Copy everything in the listing below word for word, apart from any images.

[Records excerpted from a collection]
===============

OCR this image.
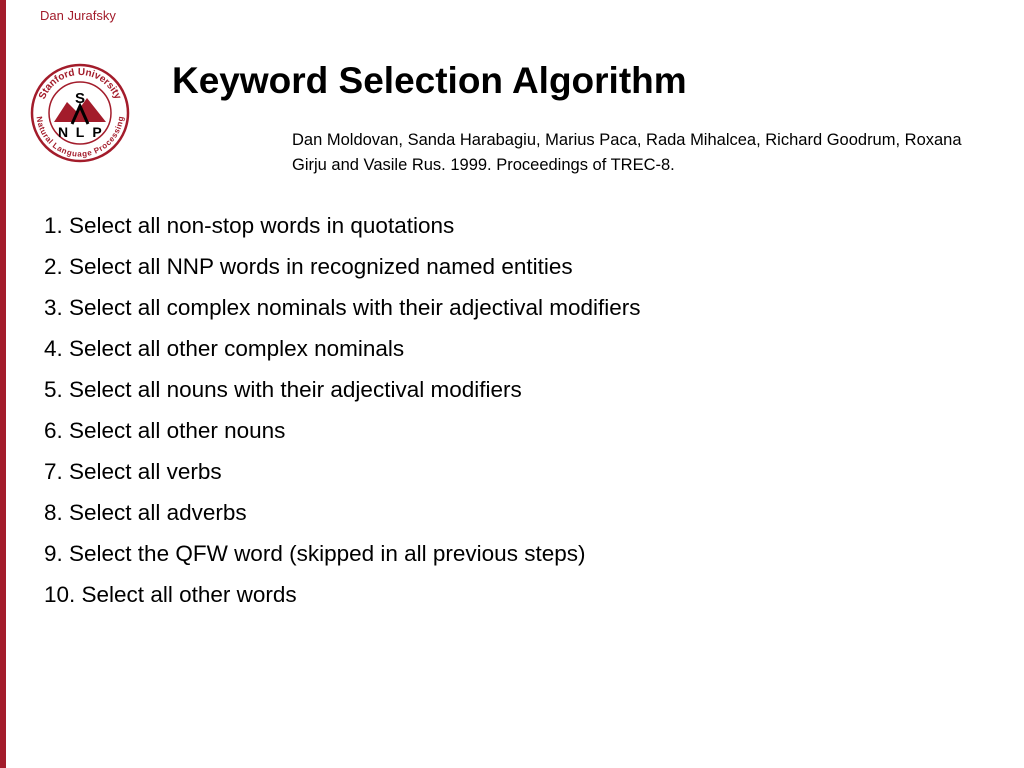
Dan Jurafsky
Stanford University
Natural Language Processing
S
N L P
Keyword Selection Algorithm
Dan Moldovan, Sanda Harabagiu, Marius Paca, Rada Mihalcea, Richard Goodrum, Roxana Girju and Vasile Rus. 1999. Proceedings of TREC-8.
1. Select all non-stop words in quotations
2. Select all NNP words in recognized named entities
3. Select all complex nominals with their adjectival modifiers
4. Select all other complex nominals
5. Select all nouns with their adjectival modifiers
6. Select all other nouns
7. Select all verbs
8. Select all adverbs
9. Select the QFW word (skipped in all previous steps)
10. Select all other words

===============

*REPLY:*
OCR this image.
Dan Jurafsky
Stanford University
Natural Language Processing
S
N L P
Keyword Selection Algorithm
Dan Moldovan, Sanda Harabagiu, Marius Paca, Rada Mihalcea, Richard Goodrum, Roxana Girju and Vasile Rus. 1999. Proceedings of TREC-8.
1. Select all non-stop words in quotations
2. Select all NNP words in recognized named entities
3. Select all complex nominals with their adjectival modifiers
4. Select all other complex nominals
5. Select all nouns with their adjectival modifiers
6. Select all other nouns
7. Select all verbs
8. Select all adverbs
9. Select the QFW word (skipped in all previous steps)
10. Select all other words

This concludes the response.